┌──

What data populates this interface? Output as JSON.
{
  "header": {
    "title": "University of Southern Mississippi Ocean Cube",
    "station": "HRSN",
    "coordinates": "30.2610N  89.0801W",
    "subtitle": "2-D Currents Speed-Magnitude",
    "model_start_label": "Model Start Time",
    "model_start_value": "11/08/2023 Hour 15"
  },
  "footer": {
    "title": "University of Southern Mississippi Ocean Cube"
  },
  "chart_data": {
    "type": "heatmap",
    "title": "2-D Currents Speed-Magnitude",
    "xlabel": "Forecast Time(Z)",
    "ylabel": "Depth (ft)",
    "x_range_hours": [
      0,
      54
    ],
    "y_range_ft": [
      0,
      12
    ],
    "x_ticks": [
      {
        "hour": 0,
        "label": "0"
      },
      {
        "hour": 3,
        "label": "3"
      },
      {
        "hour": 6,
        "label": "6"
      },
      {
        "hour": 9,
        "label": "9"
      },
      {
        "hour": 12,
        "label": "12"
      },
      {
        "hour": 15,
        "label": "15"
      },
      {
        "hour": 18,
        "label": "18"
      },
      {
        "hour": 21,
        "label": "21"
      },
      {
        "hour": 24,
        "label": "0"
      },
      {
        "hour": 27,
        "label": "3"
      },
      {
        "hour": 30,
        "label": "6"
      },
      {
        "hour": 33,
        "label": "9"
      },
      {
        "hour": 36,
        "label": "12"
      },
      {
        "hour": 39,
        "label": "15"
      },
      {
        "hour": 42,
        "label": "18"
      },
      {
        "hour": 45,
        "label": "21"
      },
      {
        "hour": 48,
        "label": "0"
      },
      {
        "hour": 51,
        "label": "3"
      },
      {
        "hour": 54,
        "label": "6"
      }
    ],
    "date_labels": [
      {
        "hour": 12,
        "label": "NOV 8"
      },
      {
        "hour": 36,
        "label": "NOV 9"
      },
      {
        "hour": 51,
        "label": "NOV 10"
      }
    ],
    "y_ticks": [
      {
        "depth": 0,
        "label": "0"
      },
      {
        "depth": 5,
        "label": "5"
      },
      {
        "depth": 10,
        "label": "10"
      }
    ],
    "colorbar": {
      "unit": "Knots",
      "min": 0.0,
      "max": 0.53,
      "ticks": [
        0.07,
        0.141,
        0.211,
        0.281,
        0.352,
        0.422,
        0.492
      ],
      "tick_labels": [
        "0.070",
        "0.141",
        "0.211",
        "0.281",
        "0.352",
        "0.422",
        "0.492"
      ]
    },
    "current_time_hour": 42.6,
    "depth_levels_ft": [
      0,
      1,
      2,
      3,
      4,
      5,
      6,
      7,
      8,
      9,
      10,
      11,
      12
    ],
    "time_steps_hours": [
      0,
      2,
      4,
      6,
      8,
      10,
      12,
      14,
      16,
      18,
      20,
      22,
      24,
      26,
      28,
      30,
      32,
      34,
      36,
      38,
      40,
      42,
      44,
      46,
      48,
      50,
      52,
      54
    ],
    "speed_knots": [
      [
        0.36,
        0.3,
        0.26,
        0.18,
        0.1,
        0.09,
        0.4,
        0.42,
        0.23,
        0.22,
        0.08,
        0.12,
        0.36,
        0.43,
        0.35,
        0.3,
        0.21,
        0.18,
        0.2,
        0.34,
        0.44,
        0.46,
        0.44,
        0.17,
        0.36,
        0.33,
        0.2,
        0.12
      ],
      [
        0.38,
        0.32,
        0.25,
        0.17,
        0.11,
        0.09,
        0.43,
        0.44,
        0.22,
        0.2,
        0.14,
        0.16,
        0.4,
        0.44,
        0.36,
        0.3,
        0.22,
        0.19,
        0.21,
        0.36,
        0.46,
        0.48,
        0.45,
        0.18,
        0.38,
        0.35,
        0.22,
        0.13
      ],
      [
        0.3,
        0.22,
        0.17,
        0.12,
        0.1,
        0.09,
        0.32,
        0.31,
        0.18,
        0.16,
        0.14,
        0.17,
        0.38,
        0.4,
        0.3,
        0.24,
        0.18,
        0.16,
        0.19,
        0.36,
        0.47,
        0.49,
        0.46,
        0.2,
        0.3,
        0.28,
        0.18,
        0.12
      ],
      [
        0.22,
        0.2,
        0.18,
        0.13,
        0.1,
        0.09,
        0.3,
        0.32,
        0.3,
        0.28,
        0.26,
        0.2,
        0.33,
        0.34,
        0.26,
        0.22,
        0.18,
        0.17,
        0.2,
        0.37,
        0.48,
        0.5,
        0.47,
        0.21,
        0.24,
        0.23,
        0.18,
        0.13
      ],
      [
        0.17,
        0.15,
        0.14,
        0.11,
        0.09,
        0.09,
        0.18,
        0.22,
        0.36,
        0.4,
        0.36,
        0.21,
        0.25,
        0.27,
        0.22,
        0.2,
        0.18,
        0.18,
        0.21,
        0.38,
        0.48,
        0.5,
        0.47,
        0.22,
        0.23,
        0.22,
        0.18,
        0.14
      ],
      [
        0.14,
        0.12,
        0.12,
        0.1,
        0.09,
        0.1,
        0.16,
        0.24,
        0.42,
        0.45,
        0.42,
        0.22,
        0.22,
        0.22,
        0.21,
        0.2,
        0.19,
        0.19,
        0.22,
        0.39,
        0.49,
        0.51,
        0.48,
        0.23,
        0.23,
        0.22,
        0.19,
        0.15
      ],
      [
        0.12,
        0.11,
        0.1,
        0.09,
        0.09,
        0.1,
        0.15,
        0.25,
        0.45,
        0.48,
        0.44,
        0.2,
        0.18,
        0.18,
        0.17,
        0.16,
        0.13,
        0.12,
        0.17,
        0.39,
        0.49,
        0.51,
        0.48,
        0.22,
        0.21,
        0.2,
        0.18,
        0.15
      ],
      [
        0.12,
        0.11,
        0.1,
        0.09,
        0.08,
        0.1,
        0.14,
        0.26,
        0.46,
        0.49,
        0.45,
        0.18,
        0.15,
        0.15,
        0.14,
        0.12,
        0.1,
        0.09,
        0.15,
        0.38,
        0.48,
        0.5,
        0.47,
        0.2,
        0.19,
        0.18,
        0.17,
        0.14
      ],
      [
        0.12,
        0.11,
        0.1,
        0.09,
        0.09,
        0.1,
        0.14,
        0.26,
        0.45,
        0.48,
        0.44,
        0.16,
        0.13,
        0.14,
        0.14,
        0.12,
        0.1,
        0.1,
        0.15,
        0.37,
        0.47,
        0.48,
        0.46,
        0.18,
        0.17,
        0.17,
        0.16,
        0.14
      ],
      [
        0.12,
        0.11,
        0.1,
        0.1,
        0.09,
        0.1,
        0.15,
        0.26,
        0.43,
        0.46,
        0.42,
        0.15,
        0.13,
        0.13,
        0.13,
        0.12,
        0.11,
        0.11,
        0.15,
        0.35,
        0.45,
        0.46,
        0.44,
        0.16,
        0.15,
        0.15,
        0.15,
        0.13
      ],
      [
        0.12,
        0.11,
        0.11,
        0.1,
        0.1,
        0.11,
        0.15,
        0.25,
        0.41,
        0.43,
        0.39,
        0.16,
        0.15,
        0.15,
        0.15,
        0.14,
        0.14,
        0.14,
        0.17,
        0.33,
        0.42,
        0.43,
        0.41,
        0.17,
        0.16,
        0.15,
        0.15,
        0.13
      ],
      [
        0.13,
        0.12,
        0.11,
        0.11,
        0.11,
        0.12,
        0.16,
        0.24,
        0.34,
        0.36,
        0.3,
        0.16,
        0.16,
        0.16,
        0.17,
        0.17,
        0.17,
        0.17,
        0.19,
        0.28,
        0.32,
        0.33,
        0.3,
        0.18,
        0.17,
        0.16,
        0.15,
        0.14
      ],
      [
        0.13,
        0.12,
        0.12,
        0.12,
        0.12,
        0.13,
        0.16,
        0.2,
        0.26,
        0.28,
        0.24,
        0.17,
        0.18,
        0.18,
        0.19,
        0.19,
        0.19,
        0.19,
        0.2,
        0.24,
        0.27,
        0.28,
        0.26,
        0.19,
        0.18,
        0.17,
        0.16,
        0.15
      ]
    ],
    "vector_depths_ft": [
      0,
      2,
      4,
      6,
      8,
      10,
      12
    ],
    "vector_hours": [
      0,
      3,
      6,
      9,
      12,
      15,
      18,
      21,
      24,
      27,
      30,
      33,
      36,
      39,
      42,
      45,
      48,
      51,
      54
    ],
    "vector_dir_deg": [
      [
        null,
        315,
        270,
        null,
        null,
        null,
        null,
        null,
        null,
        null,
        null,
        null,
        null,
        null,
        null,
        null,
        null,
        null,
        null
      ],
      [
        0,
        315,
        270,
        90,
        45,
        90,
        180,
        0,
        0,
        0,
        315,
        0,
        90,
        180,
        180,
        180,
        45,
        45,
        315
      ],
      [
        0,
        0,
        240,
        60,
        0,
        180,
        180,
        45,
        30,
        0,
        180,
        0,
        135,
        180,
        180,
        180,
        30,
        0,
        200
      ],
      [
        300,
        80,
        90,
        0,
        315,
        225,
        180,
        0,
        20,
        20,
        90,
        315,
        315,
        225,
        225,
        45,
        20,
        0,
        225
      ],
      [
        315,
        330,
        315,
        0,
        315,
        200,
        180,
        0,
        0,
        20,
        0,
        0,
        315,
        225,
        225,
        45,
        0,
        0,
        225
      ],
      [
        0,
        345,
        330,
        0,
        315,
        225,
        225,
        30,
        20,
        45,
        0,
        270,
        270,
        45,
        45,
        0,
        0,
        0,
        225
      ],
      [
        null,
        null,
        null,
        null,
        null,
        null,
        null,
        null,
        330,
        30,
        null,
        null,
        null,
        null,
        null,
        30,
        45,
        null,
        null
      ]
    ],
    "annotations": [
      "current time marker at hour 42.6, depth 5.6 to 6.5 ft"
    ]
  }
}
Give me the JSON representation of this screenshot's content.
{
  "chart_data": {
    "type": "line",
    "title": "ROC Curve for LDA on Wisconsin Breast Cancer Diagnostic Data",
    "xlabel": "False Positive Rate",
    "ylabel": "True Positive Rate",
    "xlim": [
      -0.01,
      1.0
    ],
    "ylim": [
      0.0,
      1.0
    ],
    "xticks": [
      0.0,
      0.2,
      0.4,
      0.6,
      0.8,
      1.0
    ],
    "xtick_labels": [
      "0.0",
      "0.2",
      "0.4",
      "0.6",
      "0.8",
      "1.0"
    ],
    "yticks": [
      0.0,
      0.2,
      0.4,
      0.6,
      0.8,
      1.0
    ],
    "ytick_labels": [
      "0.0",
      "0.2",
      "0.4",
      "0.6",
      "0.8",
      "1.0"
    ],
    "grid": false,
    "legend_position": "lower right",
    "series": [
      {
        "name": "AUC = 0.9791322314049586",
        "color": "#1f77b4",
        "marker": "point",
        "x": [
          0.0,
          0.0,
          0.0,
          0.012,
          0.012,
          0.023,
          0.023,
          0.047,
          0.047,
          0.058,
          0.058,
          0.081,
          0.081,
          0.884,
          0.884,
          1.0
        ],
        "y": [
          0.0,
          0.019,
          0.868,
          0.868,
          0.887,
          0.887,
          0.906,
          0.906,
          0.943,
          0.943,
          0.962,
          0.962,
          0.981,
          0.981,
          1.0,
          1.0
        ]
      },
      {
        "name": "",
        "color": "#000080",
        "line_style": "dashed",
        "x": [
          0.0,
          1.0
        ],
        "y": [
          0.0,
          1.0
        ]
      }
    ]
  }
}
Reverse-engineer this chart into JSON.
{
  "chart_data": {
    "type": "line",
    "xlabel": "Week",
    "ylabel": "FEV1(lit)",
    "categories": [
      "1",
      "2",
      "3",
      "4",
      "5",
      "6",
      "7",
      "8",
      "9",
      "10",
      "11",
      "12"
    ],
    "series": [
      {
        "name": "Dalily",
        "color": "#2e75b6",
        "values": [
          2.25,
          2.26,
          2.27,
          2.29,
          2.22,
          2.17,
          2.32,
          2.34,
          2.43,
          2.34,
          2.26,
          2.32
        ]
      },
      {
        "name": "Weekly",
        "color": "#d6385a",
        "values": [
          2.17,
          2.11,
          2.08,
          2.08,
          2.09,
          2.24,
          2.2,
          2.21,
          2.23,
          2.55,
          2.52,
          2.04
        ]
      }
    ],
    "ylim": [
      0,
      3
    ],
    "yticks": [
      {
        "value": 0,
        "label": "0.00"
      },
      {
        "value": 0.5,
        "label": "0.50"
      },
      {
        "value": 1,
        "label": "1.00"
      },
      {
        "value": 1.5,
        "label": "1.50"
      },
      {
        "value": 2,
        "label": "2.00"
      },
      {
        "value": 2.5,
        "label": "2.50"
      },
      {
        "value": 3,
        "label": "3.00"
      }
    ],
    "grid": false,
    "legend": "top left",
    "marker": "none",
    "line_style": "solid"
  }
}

└──

- Task statement
Of the lines in this listing, how many contain "Southern"? Reply with the number and nothing more.

- Result
2